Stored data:
-- START --

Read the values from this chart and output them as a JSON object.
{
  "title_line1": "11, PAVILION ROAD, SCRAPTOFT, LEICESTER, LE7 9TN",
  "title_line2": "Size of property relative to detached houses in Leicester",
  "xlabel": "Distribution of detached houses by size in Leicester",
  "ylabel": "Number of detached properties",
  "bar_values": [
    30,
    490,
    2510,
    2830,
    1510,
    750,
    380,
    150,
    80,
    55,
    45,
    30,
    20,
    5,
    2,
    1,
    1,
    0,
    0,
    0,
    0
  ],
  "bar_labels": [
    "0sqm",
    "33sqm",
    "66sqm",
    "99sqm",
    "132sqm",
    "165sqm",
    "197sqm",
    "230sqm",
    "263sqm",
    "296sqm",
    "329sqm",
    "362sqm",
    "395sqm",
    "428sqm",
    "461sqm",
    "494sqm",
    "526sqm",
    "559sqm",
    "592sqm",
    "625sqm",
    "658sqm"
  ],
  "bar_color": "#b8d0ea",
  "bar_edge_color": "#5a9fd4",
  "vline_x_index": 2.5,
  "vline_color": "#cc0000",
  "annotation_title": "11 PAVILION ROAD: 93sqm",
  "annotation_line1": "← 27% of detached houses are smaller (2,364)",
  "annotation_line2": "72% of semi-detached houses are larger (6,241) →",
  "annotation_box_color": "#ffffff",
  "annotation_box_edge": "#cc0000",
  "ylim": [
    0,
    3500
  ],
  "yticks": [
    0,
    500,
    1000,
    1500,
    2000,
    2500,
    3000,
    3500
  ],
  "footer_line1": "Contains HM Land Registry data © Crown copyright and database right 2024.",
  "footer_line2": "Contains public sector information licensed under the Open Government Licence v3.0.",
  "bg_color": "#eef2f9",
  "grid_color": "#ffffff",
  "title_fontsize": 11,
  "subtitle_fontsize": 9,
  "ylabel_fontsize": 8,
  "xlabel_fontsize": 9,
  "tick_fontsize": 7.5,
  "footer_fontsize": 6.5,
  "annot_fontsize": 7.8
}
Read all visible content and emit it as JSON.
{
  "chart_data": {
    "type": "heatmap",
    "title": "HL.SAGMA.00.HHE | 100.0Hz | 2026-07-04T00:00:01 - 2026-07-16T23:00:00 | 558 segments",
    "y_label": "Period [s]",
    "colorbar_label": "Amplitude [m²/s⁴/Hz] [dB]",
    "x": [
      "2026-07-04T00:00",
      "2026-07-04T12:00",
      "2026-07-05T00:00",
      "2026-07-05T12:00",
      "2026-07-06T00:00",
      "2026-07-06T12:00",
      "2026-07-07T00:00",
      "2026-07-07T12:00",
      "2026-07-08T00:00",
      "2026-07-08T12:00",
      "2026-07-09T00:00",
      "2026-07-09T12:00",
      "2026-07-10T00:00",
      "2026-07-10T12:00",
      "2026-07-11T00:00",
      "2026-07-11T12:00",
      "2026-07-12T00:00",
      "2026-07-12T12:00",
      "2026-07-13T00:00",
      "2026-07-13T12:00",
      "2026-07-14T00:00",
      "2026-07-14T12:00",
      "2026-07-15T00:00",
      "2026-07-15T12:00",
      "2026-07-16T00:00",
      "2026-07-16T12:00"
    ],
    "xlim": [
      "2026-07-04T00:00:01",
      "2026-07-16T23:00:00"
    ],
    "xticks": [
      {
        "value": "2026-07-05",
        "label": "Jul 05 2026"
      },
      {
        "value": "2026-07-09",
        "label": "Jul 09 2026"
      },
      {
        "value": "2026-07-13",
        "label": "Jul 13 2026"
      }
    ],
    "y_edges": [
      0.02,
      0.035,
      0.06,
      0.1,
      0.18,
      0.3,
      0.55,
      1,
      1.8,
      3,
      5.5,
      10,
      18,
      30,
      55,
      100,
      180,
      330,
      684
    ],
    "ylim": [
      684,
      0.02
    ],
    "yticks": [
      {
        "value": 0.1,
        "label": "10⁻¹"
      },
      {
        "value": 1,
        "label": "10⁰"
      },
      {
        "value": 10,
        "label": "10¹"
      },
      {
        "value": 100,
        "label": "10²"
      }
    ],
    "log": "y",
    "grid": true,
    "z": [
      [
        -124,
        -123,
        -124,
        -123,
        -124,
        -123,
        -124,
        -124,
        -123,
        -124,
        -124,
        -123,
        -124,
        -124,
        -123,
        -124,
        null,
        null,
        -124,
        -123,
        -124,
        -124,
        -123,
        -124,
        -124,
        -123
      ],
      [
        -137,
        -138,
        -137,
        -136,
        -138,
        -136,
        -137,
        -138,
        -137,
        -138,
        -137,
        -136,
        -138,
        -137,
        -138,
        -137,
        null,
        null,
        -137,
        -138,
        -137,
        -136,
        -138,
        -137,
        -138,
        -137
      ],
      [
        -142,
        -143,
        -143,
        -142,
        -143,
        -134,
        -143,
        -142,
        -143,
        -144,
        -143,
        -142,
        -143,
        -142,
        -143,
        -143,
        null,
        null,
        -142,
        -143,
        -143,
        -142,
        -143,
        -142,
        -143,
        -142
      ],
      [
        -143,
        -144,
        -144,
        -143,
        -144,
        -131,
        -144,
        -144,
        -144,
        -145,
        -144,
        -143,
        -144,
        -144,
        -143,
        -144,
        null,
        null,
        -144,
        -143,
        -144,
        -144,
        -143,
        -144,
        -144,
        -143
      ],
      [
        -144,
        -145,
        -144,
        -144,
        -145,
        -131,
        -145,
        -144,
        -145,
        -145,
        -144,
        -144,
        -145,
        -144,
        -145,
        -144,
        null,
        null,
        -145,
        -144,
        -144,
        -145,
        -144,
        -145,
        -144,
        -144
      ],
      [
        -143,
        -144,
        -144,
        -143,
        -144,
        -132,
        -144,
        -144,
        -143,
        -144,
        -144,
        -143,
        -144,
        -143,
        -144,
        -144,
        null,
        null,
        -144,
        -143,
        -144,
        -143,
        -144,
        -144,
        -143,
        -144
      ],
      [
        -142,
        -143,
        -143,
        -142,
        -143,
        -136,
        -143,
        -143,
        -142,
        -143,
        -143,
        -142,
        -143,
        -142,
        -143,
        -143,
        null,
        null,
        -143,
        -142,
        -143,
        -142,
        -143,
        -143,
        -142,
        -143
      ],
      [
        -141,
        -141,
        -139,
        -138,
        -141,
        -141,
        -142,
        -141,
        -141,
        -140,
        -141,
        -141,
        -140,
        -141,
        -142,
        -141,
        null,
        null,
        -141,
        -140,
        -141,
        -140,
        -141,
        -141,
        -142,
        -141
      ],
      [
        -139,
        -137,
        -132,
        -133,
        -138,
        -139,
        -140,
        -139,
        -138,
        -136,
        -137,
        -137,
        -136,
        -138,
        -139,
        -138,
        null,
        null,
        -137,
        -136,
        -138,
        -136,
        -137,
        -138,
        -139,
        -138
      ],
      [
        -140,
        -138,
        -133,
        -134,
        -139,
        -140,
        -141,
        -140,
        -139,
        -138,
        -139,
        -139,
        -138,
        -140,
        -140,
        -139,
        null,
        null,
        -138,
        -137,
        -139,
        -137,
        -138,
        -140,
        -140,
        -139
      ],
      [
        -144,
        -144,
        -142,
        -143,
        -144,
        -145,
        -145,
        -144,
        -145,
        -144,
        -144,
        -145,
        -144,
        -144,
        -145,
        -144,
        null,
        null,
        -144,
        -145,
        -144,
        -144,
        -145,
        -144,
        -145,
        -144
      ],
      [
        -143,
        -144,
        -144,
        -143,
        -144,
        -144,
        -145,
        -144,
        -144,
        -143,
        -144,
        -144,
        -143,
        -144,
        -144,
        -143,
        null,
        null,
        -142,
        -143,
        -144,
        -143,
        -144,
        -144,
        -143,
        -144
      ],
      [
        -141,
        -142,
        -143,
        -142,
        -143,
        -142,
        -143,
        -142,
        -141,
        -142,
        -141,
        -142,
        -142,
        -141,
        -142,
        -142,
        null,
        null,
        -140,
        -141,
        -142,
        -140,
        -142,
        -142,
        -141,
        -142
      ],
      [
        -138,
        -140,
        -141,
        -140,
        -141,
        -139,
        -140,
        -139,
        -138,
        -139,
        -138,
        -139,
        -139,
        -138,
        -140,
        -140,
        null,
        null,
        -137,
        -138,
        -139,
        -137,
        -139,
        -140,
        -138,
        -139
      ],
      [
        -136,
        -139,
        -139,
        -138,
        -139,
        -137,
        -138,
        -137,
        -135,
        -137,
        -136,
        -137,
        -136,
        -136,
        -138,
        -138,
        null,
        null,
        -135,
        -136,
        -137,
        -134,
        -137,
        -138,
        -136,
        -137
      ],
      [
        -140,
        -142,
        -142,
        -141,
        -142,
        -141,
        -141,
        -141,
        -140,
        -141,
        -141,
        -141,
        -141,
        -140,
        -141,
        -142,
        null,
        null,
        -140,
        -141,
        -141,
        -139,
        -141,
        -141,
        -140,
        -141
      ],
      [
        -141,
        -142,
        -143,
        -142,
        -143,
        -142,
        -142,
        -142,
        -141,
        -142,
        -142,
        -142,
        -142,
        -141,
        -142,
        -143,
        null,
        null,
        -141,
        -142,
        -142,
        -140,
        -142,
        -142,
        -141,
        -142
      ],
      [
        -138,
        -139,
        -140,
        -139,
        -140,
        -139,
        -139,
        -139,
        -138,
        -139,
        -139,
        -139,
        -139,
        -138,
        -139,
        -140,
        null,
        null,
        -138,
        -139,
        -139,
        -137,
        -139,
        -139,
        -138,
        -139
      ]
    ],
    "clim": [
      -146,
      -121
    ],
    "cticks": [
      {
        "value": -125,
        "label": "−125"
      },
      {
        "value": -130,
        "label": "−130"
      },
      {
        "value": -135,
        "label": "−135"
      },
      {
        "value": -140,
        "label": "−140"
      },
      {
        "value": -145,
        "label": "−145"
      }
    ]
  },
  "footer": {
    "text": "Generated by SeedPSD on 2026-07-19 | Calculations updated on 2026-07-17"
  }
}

-- END --

• **Stated task**
Using the records above, copy every line that has the word "ROAD" in it.

• **Answer below**
  "title_line1": "11, PAVILION ROAD, SCRAPTOFT, LEICESTER, LE7 9TN",
  "annotation_title": "11 PAVILION ROAD: 93sqm",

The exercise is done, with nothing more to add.